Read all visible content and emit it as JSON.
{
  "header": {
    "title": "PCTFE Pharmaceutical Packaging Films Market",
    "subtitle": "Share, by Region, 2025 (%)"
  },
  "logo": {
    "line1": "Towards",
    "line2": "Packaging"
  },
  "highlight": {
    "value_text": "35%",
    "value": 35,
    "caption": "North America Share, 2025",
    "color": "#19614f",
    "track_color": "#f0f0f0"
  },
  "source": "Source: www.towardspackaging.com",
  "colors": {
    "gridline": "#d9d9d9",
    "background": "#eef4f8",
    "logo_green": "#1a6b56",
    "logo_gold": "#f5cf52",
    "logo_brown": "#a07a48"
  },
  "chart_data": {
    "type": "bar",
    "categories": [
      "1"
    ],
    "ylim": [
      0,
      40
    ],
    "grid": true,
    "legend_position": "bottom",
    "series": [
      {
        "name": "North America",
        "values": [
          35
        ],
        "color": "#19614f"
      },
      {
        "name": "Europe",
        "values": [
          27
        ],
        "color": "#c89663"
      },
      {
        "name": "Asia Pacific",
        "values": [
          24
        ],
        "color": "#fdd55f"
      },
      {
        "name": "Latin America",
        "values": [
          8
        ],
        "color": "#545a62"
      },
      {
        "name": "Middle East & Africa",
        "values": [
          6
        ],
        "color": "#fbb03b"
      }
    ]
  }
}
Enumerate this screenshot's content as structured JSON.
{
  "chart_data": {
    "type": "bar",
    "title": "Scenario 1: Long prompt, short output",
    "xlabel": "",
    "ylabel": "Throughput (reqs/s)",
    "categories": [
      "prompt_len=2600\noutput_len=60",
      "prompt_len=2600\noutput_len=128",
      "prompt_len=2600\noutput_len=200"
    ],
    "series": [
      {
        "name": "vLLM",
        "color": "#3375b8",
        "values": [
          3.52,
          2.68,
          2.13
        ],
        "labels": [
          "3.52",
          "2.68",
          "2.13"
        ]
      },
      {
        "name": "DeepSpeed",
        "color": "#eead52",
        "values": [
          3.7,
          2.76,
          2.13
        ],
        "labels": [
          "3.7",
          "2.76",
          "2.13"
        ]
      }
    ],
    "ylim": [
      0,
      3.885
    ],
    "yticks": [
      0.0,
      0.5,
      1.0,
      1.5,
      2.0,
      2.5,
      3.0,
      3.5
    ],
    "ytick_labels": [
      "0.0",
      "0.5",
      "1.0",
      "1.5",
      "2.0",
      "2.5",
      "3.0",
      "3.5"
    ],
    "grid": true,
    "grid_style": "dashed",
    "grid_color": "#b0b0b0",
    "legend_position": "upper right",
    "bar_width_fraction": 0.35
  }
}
· · · ·
### STATED EXERCISE
Go through the records. Copy each line where "JSON" appears.

### WRITTEN ANSWER
Read all visible content and emit it as JSON.
Enumerate this screenshot's content as structured JSON.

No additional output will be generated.